:: Exercise details ::
Return all of the data exactly, with nothing left out but the pictures.

:: Task material ::
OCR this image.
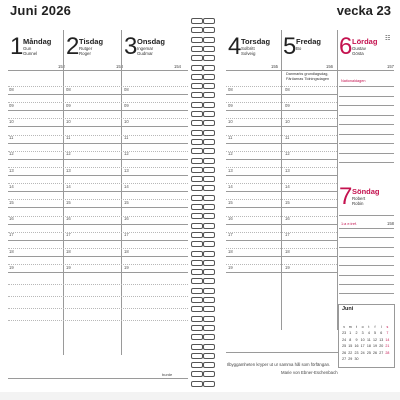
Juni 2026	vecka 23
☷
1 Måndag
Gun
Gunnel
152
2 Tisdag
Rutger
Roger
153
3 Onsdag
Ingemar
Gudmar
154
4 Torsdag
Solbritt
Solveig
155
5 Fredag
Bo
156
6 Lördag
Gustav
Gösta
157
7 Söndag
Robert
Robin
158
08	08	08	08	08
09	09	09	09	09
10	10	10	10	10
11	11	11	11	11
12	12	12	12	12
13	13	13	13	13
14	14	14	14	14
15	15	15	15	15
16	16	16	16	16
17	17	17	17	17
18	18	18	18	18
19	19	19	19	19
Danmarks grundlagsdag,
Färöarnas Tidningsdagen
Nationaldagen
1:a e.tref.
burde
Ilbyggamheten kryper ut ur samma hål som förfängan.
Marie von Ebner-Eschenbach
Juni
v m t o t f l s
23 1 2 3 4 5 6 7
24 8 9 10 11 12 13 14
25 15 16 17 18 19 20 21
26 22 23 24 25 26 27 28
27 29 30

:: Answer to the exercise ::
OCR this image.
Juni 2026	vecka 23
☷
1 Måndag
Gun
Gunnel
152
2 Tisdag
Rutger
Roger
153
3 Onsdag
Ingemar
Gudmar
154
4 Torsdag
Solbritt
Solveig
155
5 Fredag
Bo
156
6 Lördag
Gustav
Gösta
157
7 Söndag
Robert
Robin
158
08	08	08	08	08
09	09	09	09	09
10	10	10	10	10
11	11	11	11	11
12	12	12	12	12
13	13	13	13	13
14	14	14	14	14
15	15	15	15	15
16	16	16	16	16
17	17	17	17	17
18	18	18	18	18
19	19	19	19	19
Danmarks grundlagsdag,
Färöarnas Tidningsdagen
Nationaldagen
1:a e.tref.
burde
Ilbyggamheten kryper ut ur samma hål som förfängan.
Marie von Ebner-Eschenbach
Juni
v m t o t f l s
23 1 2 3 4 5 6 7
24 8 9 10 11 12 13 14
25 15 16 17 18 19 20 21
26 22 23 24 25 26 27 28
27 29 30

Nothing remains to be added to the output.